## START Data for processing
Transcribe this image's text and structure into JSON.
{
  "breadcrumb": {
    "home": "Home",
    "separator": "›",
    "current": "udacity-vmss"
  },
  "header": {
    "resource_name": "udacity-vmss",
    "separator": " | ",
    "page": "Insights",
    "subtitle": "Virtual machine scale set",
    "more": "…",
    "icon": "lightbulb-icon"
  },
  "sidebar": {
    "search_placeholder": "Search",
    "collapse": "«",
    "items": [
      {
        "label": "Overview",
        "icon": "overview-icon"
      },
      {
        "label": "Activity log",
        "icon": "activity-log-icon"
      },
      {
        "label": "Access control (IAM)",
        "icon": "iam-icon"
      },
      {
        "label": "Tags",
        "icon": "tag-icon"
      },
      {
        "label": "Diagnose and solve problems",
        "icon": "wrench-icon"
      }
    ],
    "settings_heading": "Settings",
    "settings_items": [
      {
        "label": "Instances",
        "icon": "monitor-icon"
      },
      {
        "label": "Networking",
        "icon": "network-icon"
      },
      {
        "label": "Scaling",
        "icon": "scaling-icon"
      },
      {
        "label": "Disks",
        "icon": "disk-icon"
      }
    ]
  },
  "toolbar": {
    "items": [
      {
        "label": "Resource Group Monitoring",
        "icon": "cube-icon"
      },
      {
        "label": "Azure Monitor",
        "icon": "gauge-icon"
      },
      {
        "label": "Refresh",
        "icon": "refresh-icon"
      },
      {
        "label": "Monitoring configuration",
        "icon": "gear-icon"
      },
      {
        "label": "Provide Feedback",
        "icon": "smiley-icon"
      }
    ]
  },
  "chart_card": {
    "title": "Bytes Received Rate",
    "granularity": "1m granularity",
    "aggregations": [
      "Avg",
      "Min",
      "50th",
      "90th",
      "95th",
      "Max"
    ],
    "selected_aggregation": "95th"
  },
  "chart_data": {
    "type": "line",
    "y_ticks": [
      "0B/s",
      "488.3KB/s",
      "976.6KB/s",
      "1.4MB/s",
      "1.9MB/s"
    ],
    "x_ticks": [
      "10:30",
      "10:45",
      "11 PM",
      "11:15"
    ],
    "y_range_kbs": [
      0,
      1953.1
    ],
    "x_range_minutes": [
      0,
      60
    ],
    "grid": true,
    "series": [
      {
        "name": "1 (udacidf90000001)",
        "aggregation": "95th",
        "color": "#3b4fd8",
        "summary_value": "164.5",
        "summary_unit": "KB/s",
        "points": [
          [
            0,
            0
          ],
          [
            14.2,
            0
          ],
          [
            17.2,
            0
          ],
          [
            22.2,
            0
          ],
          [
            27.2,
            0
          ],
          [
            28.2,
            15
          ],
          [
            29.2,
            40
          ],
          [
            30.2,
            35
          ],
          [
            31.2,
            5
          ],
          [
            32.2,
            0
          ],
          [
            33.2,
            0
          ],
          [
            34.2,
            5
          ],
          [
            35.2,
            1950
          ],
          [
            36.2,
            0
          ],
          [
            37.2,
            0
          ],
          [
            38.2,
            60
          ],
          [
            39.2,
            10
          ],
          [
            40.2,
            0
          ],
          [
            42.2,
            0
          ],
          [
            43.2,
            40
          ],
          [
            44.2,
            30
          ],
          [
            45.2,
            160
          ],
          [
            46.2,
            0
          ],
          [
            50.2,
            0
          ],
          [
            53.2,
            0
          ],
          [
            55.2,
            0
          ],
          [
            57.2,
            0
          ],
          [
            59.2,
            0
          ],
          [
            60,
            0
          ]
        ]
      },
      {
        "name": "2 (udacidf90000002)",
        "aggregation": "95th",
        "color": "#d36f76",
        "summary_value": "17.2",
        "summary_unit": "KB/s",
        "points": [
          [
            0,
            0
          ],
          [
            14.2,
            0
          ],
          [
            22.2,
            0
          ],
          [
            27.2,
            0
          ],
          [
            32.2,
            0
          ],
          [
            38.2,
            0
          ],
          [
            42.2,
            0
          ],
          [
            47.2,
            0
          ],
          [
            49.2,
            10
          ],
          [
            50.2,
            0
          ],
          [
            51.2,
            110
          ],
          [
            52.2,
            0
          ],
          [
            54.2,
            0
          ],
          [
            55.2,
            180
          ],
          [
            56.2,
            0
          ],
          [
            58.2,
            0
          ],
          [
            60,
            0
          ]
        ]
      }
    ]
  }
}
## END Data for processing
Repeat the listing in full, keeping every line exactly as it is.

The reply:
Transcribe this image's text and structure into JSON.
{
  "breadcrumb": {
    "home": "Home",
    "separator": "›",
    "current": "udacity-vmss"
  },
  "header": {
    "resource_name": "udacity-vmss",
    "separator": " | ",
    "page": "Insights",
    "subtitle": "Virtual machine scale set",
    "more": "…",
    "icon": "lightbulb-icon"
  },
  "sidebar": {
    "search_placeholder": "Search",
    "collapse": "«",
    "items": [
      {
        "label": "Overview",
        "icon": "overview-icon"
      },
      {
        "label": "Activity log",
        "icon": "activity-log-icon"
      },
      {
        "label": "Access control (IAM)",
        "icon": "iam-icon"
      },
      {
        "label": "Tags",
        "icon": "tag-icon"
      },
      {
        "label": "Diagnose and solve problems",
        "icon": "wrench-icon"
      }
    ],
    "settings_heading": "Settings",
    "settings_items": [
      {
        "label": "Instances",
        "icon": "monitor-icon"
      },
      {
        "label": "Networking",
        "icon": "network-icon"
      },
      {
        "label": "Scaling",
        "icon": "scaling-icon"
      },
      {
        "label": "Disks",
        "icon": "disk-icon"
      }
    ]
  },
  "toolbar": {
    "items": [
      {
        "label": "Resource Group Monitoring",
        "icon": "cube-icon"
      },
      {
        "label": "Azure Monitor",
        "icon": "gauge-icon"
      },
      {
        "label": "Refresh",
        "icon": "refresh-icon"
      },
      {
        "label": "Monitoring configuration",
        "icon": "gear-icon"
      },
      {
        "label": "Provide Feedback",
        "icon": "smiley-icon"
      }
    ]
  },
  "chart_card": {
    "title": "Bytes Received Rate",
    "granularity": "1m granularity",
    "aggregations": [
      "Avg",
      "Min",
      "50th",
      "90th",
      "95th",
      "Max"
    ],
    "selected_aggregation": "95th"
  },
  "chart_data": {
    "type": "line",
    "y_ticks": [
      "0B/s",
      "488.3KB/s",
      "976.6KB/s",
      "1.4MB/s",
      "1.9MB/s"
    ],
    "x_ticks": [
      "10:30",
      "10:45",
      "11 PM",
      "11:15"
    ],
    "y_range_kbs": [
      0,
      1953.1
    ],
    "x_range_minutes": [
      0,
      60
    ],
    "grid": true,
    "series": [
      {
        "name": "1 (udacidf90000001)",
        "aggregation": "95th",
        "color": "#3b4fd8",
        "summary_value": "164.5",
        "summary_unit": "KB/s",
        "points": [
          [
            0,
            0
          ],
          [
            14.2,
            0
          ],
          [
            17.2,
            0
          ],
          [
            22.2,
            0
          ],
          [
            27.2,
            0
          ],
          [
            28.2,
            15
          ],
          [
            29.2,
            40
          ],
          [
            30.2,
            35
          ],
          [
            31.2,
            5
          ],
          [
            32.2,
            0
          ],
          [
            33.2,
            0
          ],
          [
            34.2,
            5
          ],
          [
            35.2,
            1950
          ],
          [
            36.2,
            0
          ],
          [
            37.2,
            0
          ],
          [
            38.2,
            60
          ],
          [
            39.2,
            10
          ],
          [
            40.2,
            0
          ],
          [
            42.2,
            0
          ],
          [
            43.2,
            40
          ],
          [
            44.2,
            30
          ],
          [
            45.2,
            160
          ],
          [
            46.2,
            0
          ],
          [
            50.2,
            0
          ],
          [
            53.2,
            0
          ],
          [
            55.2,
            0
          ],
          [
            57.2,
            0
          ],
          [
            59.2,
            0
          ],
          [
            60,
            0
          ]
        ]
      },
      {
        "name": "2 (udacidf90000002)",
        "aggregation": "95th",
        "color": "#d36f76",
        "summary_value": "17.2",
        "summary_unit": "KB/s",
        "points": [
          [
            0,
            0
          ],
          [
            14.2,
            0
          ],
          [
            22.2,
            0
          ],
          [
            27.2,
            0
          ],
          [
            32.2,
            0
          ],
          [
            38.2,
            0
          ],
          [
            42.2,
            0
          ],
          [
            47.2,
            0
          ],
          [
            49.2,
            10
          ],
          [
            50.2,
            0
          ],
          [
            51.2,
            110
          ],
          [
            52.2,
            0
          ],
          [
            54.2,
            0
          ],
          [
            55.2,
            180
          ],
          [
            56.2,
            0
          ],
          [
            58.2,
            0
          ],
          [
            60,
            0
          ]
        ]
      }
    ]
  }
}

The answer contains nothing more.